Prompt:
Exclude all pictures, then copy each of the records exactly as written.

Task input:

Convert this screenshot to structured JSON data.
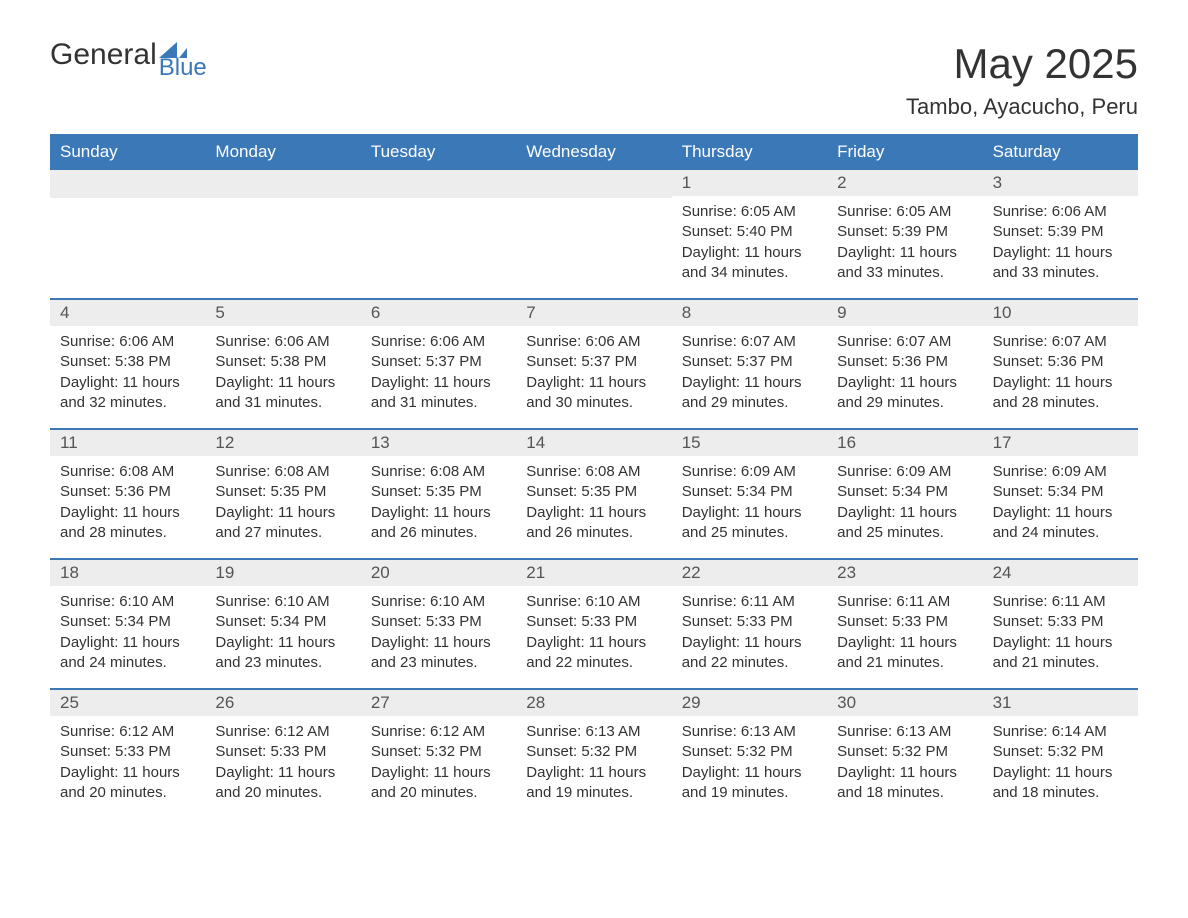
{
  "brand": {
    "name_left": "General",
    "name_right": "Blue",
    "icon_color": "#3b78b8"
  },
  "title": "May 2025",
  "subtitle": "Tambo, Ayacucho, Peru",
  "colors": {
    "header_bg": "#3b78b8",
    "header_text": "#ffffff",
    "daynum_bg": "#ededed",
    "text": "#333333",
    "week_border": "#3b78b8",
    "page_bg": "#ffffff"
  },
  "typography": {
    "title_fontsize": 42,
    "subtitle_fontsize": 22,
    "header_fontsize": 17,
    "body_fontsize": 15
  },
  "weekdays": [
    "Sunday",
    "Monday",
    "Tuesday",
    "Wednesday",
    "Thursday",
    "Friday",
    "Saturday"
  ],
  "weeks": [
    [
      {
        "blank": true
      },
      {
        "blank": true
      },
      {
        "blank": true
      },
      {
        "blank": true
      },
      {
        "day": "1",
        "sunrise": "Sunrise: 6:05 AM",
        "sunset": "Sunset: 5:40 PM",
        "daylight": "Daylight: 11 hours and 34 minutes."
      },
      {
        "day": "2",
        "sunrise": "Sunrise: 6:05 AM",
        "sunset": "Sunset: 5:39 PM",
        "daylight": "Daylight: 11 hours and 33 minutes."
      },
      {
        "day": "3",
        "sunrise": "Sunrise: 6:06 AM",
        "sunset": "Sunset: 5:39 PM",
        "daylight": "Daylight: 11 hours and 33 minutes."
      }
    ],
    [
      {
        "day": "4",
        "sunrise": "Sunrise: 6:06 AM",
        "sunset": "Sunset: 5:38 PM",
        "daylight": "Daylight: 11 hours and 32 minutes."
      },
      {
        "day": "5",
        "sunrise": "Sunrise: 6:06 AM",
        "sunset": "Sunset: 5:38 PM",
        "daylight": "Daylight: 11 hours and 31 minutes."
      },
      {
        "day": "6",
        "sunrise": "Sunrise: 6:06 AM",
        "sunset": "Sunset: 5:37 PM",
        "daylight": "Daylight: 11 hours and 31 minutes."
      },
      {
        "day": "7",
        "sunrise": "Sunrise: 6:06 AM",
        "sunset": "Sunset: 5:37 PM",
        "daylight": "Daylight: 11 hours and 30 minutes."
      },
      {
        "day": "8",
        "sunrise": "Sunrise: 6:07 AM",
        "sunset": "Sunset: 5:37 PM",
        "daylight": "Daylight: 11 hours and 29 minutes."
      },
      {
        "day": "9",
        "sunrise": "Sunrise: 6:07 AM",
        "sunset": "Sunset: 5:36 PM",
        "daylight": "Daylight: 11 hours and 29 minutes."
      },
      {
        "day": "10",
        "sunrise": "Sunrise: 6:07 AM",
        "sunset": "Sunset: 5:36 PM",
        "daylight": "Daylight: 11 hours and 28 minutes."
      }
    ],
    [
      {
        "day": "11",
        "sunrise": "Sunrise: 6:08 AM",
        "sunset": "Sunset: 5:36 PM",
        "daylight": "Daylight: 11 hours and 28 minutes."
      },
      {
        "day": "12",
        "sunrise": "Sunrise: 6:08 AM",
        "sunset": "Sunset: 5:35 PM",
        "daylight": "Daylight: 11 hours and 27 minutes."
      },
      {
        "day": "13",
        "sunrise": "Sunrise: 6:08 AM",
        "sunset": "Sunset: 5:35 PM",
        "daylight": "Daylight: 11 hours and 26 minutes."
      },
      {
        "day": "14",
        "sunrise": "Sunrise: 6:08 AM",
        "sunset": "Sunset: 5:35 PM",
        "daylight": "Daylight: 11 hours and 26 minutes."
      },
      {
        "day": "15",
        "sunrise": "Sunrise: 6:09 AM",
        "sunset": "Sunset: 5:34 PM",
        "daylight": "Daylight: 11 hours and 25 minutes."
      },
      {
        "day": "16",
        "sunrise": "Sunrise: 6:09 AM",
        "sunset": "Sunset: 5:34 PM",
        "daylight": "Daylight: 11 hours and 25 minutes."
      },
      {
        "day": "17",
        "sunrise": "Sunrise: 6:09 AM",
        "sunset": "Sunset: 5:34 PM",
        "daylight": "Daylight: 11 hours and 24 minutes."
      }
    ],
    [
      {
        "day": "18",
        "sunrise": "Sunrise: 6:10 AM",
        "sunset": "Sunset: 5:34 PM",
        "daylight": "Daylight: 11 hours and 24 minutes."
      },
      {
        "day": "19",
        "sunrise": "Sunrise: 6:10 AM",
        "sunset": "Sunset: 5:34 PM",
        "daylight": "Daylight: 11 hours and 23 minutes."
      },
      {
        "day": "20",
        "sunrise": "Sunrise: 6:10 AM",
        "sunset": "Sunset: 5:33 PM",
        "daylight": "Daylight: 11 hours and 23 minutes."
      },
      {
        "day": "21",
        "sunrise": "Sunrise: 6:10 AM",
        "sunset": "Sunset: 5:33 PM",
        "daylight": "Daylight: 11 hours and 22 minutes."
      },
      {
        "day": "22",
        "sunrise": "Sunrise: 6:11 AM",
        "sunset": "Sunset: 5:33 PM",
        "daylight": "Daylight: 11 hours and 22 minutes."
      },
      {
        "day": "23",
        "sunrise": "Sunrise: 6:11 AM",
        "sunset": "Sunset: 5:33 PM",
        "daylight": "Daylight: 11 hours and 21 minutes."
      },
      {
        "day": "24",
        "sunrise": "Sunrise: 6:11 AM",
        "sunset": "Sunset: 5:33 PM",
        "daylight": "Daylight: 11 hours and 21 minutes."
      }
    ],
    [
      {
        "day": "25",
        "sunrise": "Sunrise: 6:12 AM",
        "sunset": "Sunset: 5:33 PM",
        "daylight": "Daylight: 11 hours and 20 minutes."
      },
      {
        "day": "26",
        "sunrise": "Sunrise: 6:12 AM",
        "sunset": "Sunset: 5:33 PM",
        "daylight": "Daylight: 11 hours and 20 minutes."
      },
      {
        "day": "27",
        "sunrise": "Sunrise: 6:12 AM",
        "sunset": "Sunset: 5:32 PM",
        "daylight": "Daylight: 11 hours and 20 minutes."
      },
      {
        "day": "28",
        "sunrise": "Sunrise: 6:13 AM",
        "sunset": "Sunset: 5:32 PM",
        "daylight": "Daylight: 11 hours and 19 minutes."
      },
      {
        "day": "29",
        "sunrise": "Sunrise: 6:13 AM",
        "sunset": "Sunset: 5:32 PM",
        "daylight": "Daylight: 11 hours and 19 minutes."
      },
      {
        "day": "30",
        "sunrise": "Sunrise: 6:13 AM",
        "sunset": "Sunset: 5:32 PM",
        "daylight": "Daylight: 11 hours and 18 minutes."
      },
      {
        "day": "31",
        "sunrise": "Sunrise: 6:14 AM",
        "sunset": "Sunset: 5:32 PM",
        "daylight": "Daylight: 11 hours and 18 minutes."
      }
    ]
  ]
}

Answer to this task:
Convert this screenshot to structured JSON data.
{
  "brand": {
    "name_left": "General",
    "name_right": "Blue",
    "icon_color": "#3b78b8"
  },
  "title": "May 2025",
  "subtitle": "Tambo, Ayacucho, Peru",
  "colors": {
    "header_bg": "#3b78b8",
    "header_text": "#ffffff",
    "daynum_bg": "#ededed",
    "text": "#333333",
    "week_border": "#3b78b8",
    "page_bg": "#ffffff"
  },
  "typography": {
    "title_fontsize": 42,
    "subtitle_fontsize": 22,
    "header_fontsize": 17,
    "body_fontsize": 15
  },
  "weekdays": [
    "Sunday",
    "Monday",
    "Tuesday",
    "Wednesday",
    "Thursday",
    "Friday",
    "Saturday"
  ],
  "weeks": [
    [
      {
        "blank": true
      },
      {
        "blank": true
      },
      {
        "blank": true
      },
      {
        "blank": true
      },
      {
        "day": "1",
        "sunrise": "Sunrise: 6:05 AM",
        "sunset": "Sunset: 5:40 PM",
        "daylight": "Daylight: 11 hours and 34 minutes."
      },
      {
        "day": "2",
        "sunrise": "Sunrise: 6:05 AM",
        "sunset": "Sunset: 5:39 PM",
        "daylight": "Daylight: 11 hours and 33 minutes."
      },
      {
        "day": "3",
        "sunrise": "Sunrise: 6:06 AM",
        "sunset": "Sunset: 5:39 PM",
        "daylight": "Daylight: 11 hours and 33 minutes."
      }
    ],
    [
      {
        "day": "4",
        "sunrise": "Sunrise: 6:06 AM",
        "sunset": "Sunset: 5:38 PM",
        "daylight": "Daylight: 11 hours and 32 minutes."
      },
      {
        "day": "5",
        "sunrise": "Sunrise: 6:06 AM",
        "sunset": "Sunset: 5:38 PM",
        "daylight": "Daylight: 11 hours and 31 minutes."
      },
      {
        "day": "6",
        "sunrise": "Sunrise: 6:06 AM",
        "sunset": "Sunset: 5:37 PM",
        "daylight": "Daylight: 11 hours and 31 minutes."
      },
      {
        "day": "7",
        "sunrise": "Sunrise: 6:06 AM",
        "sunset": "Sunset: 5:37 PM",
        "daylight": "Daylight: 11 hours and 30 minutes."
      },
      {
        "day": "8",
        "sunrise": "Sunrise: 6:07 AM",
        "sunset": "Sunset: 5:37 PM",
        "daylight": "Daylight: 11 hours and 29 minutes."
      },
      {
        "day": "9",
        "sunrise": "Sunrise: 6:07 AM",
        "sunset": "Sunset: 5:36 PM",
        "daylight": "Daylight: 11 hours and 29 minutes."
      },
      {
        "day": "10",
        "sunrise": "Sunrise: 6:07 AM",
        "sunset": "Sunset: 5:36 PM",
        "daylight": "Daylight: 11 hours and 28 minutes."
      }
    ],
    [
      {
        "day": "11",
        "sunrise": "Sunrise: 6:08 AM",
        "sunset": "Sunset: 5:36 PM",
        "daylight": "Daylight: 11 hours and 28 minutes."
      },
      {
        "day": "12",
        "sunrise": "Sunrise: 6:08 AM",
        "sunset": "Sunset: 5:35 PM",
        "daylight": "Daylight: 11 hours and 27 minutes."
      },
      {
        "day": "13",
        "sunrise": "Sunrise: 6:08 AM",
        "sunset": "Sunset: 5:35 PM",
        "daylight": "Daylight: 11 hours and 26 minutes."
      },
      {
        "day": "14",
        "sunrise": "Sunrise: 6:08 AM",
        "sunset": "Sunset: 5:35 PM",
        "daylight": "Daylight: 11 hours and 26 minutes."
      },
      {
        "day": "15",
        "sunrise": "Sunrise: 6:09 AM",
        "sunset": "Sunset: 5:34 PM",
        "daylight": "Daylight: 11 hours and 25 minutes."
      },
      {
        "day": "16",
        "sunrise": "Sunrise: 6:09 AM",
        "sunset": "Sunset: 5:34 PM",
        "daylight": "Daylight: 11 hours and 25 minutes."
      },
      {
        "day": "17",
        "sunrise": "Sunrise: 6:09 AM",
        "sunset": "Sunset: 5:34 PM",
        "daylight": "Daylight: 11 hours and 24 minutes."
      }
    ],
    [
      {
        "day": "18",
        "sunrise": "Sunrise: 6:10 AM",
        "sunset": "Sunset: 5:34 PM",
        "daylight": "Daylight: 11 hours and 24 minutes."
      },
      {
        "day": "19",
        "sunrise": "Sunrise: 6:10 AM",
        "sunset": "Sunset: 5:34 PM",
        "daylight": "Daylight: 11 hours and 23 minutes."
      },
      {
        "day": "20",
        "sunrise": "Sunrise: 6:10 AM",
        "sunset": "Sunset: 5:33 PM",
        "daylight": "Daylight: 11 hours and 23 minutes."
      },
      {
        "day": "21",
        "sunrise": "Sunrise: 6:10 AM",
        "sunset": "Sunset: 5:33 PM",
        "daylight": "Daylight: 11 hours and 22 minutes."
      },
      {
        "day": "22",
        "sunrise": "Sunrise: 6:11 AM",
        "sunset": "Sunset: 5:33 PM",
        "daylight": "Daylight: 11 hours and 22 minutes."
      },
      {
        "day": "23",
        "sunrise": "Sunrise: 6:11 AM",
        "sunset": "Sunset: 5:33 PM",
        "daylight": "Daylight: 11 hours and 21 minutes."
      },
      {
        "day": "24",
        "sunrise": "Sunrise: 6:11 AM",
        "sunset": "Sunset: 5:33 PM",
        "daylight": "Daylight: 11 hours and 21 minutes."
      }
    ],
    [
      {
        "day": "25",
        "sunrise": "Sunrise: 6:12 AM",
        "sunset": "Sunset: 5:33 PM",
        "daylight": "Daylight: 11 hours and 20 minutes."
      },
      {
        "day": "26",
        "sunrise": "Sunrise: 6:12 AM",
        "sunset": "Sunset: 5:33 PM",
        "daylight": "Daylight: 11 hours and 20 minutes."
      },
      {
        "day": "27",
        "sunrise": "Sunrise: 6:12 AM",
        "sunset": "Sunset: 5:32 PM",
        "daylight": "Daylight: 11 hours and 20 minutes."
      },
      {
        "day": "28",
        "sunrise": "Sunrise: 6:13 AM",
        "sunset": "Sunset: 5:32 PM",
        "daylight": "Daylight: 11 hours and 19 minutes."
      },
      {
        "day": "29",
        "sunrise": "Sunrise: 6:13 AM",
        "sunset": "Sunset: 5:32 PM",
        "daylight": "Daylight: 11 hours and 19 minutes."
      },
      {
        "day": "30",
        "sunrise": "Sunrise: 6:13 AM",
        "sunset": "Sunset: 5:32 PM",
        "daylight": "Daylight: 11 hours and 18 minutes."
      },
      {
        "day": "31",
        "sunrise": "Sunrise: 6:14 AM",
        "sunset": "Sunset: 5:32 PM",
        "daylight": "Daylight: 11 hours and 18 minutes."
      }
    ]
  ]
}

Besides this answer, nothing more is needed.